- Request -
Copy out lines with the word "best" from the material that follows.

- Record extracts -
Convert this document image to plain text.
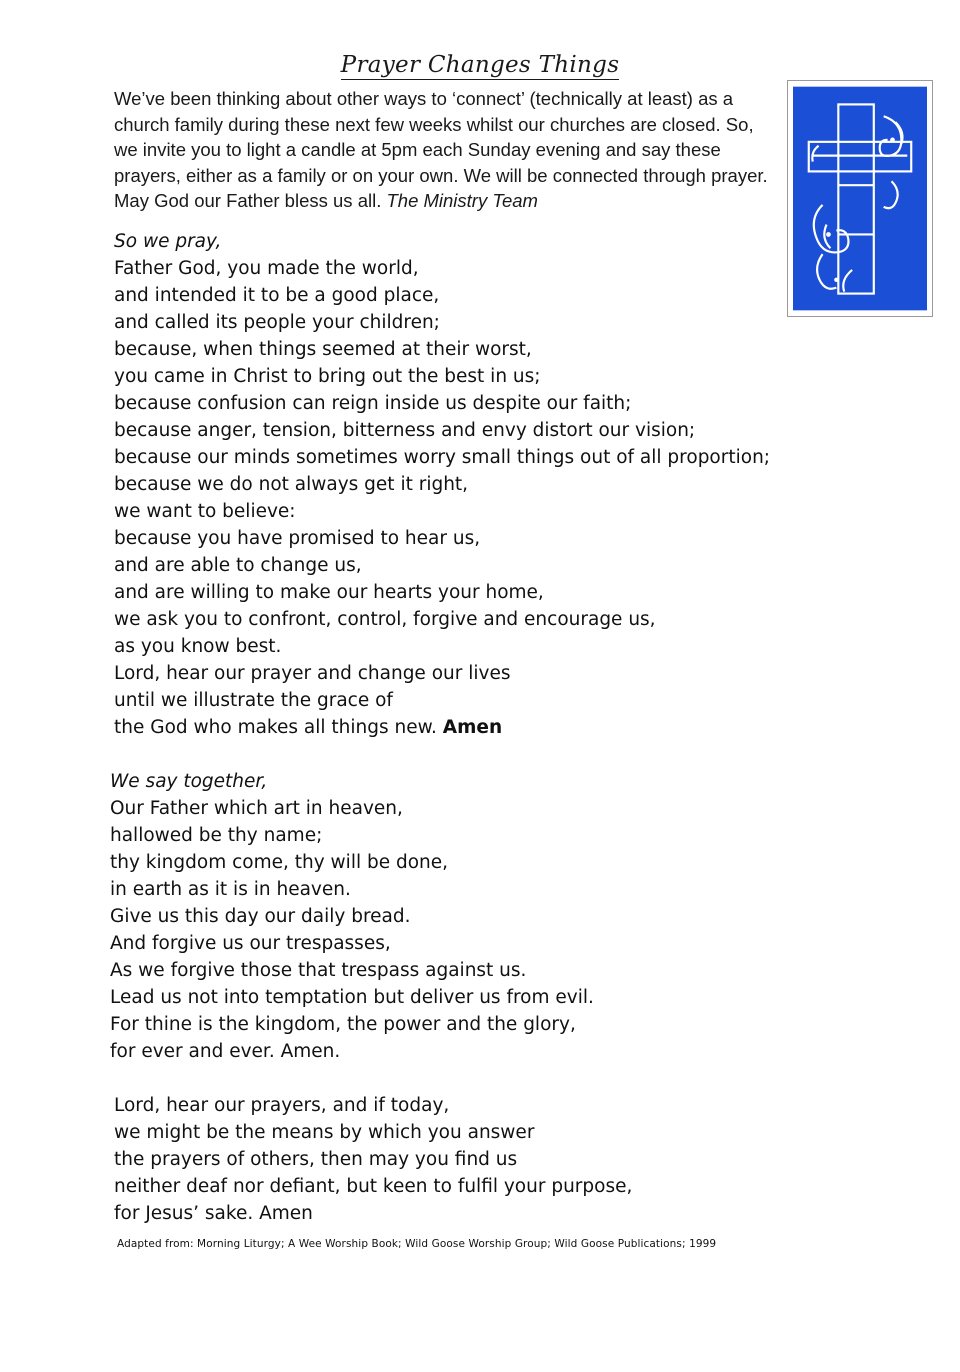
Prayer Changes Things
We’ve been thinking about other ways to ‘connect’ (technically at least) as a church family during these next few weeks whilst our churches are closed. So, we invite you to light a candle at 5pm each Sunday evening and say these prayers, either as a family or on your own. We will be connected through prayer. May God our Father bless us all. The Ministry Team
So we pray,
Father God, you made the world,
and intended it to be a good place,
and called its people your children;
because, when things seemed at their worst,
you came in Christ to bring out the best in us;
because confusion can reign inside us despite our faith;
because anger, tension, bitterness and envy distort our vision;
because our minds sometimes worry small things out of all proportion;
because we do not always get it right,
we want to believe:
because you have promised to hear us,
and are able to change us,
and are willing to make our hearts your home,
we ask you to confront, control, forgive and encourage us,
as you know best.
Lord, hear our prayer and change our lives
until we illustrate the grace of
the God who makes all things new. Amen
We say together,
Our Father which art in heaven,
hallowed be thy name;
thy kingdom come, thy will be done,
in earth as it is in heaven.
Give us this day our daily bread.
And forgive us our trespasses,
As we forgive those that trespass against us.
Lead us not into temptation but deliver us from evil.
For thine is the kingdom, the power and the glory,
for ever and ever. Amen.
Lord, hear our prayers, and if today,
we might be the means by which you answer
the prayers of others, then may you find us
neither deaf nor defiant, but keen to fulfil your purpose,
for Jesus’ sake. Amen
Adapted from: Morning Liturgy; A Wee Worship Book; Wild Goose Worship Group; Wild Goose Publications; 1999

- The result -
you came in Christ to bring out the best in us;
as you know best.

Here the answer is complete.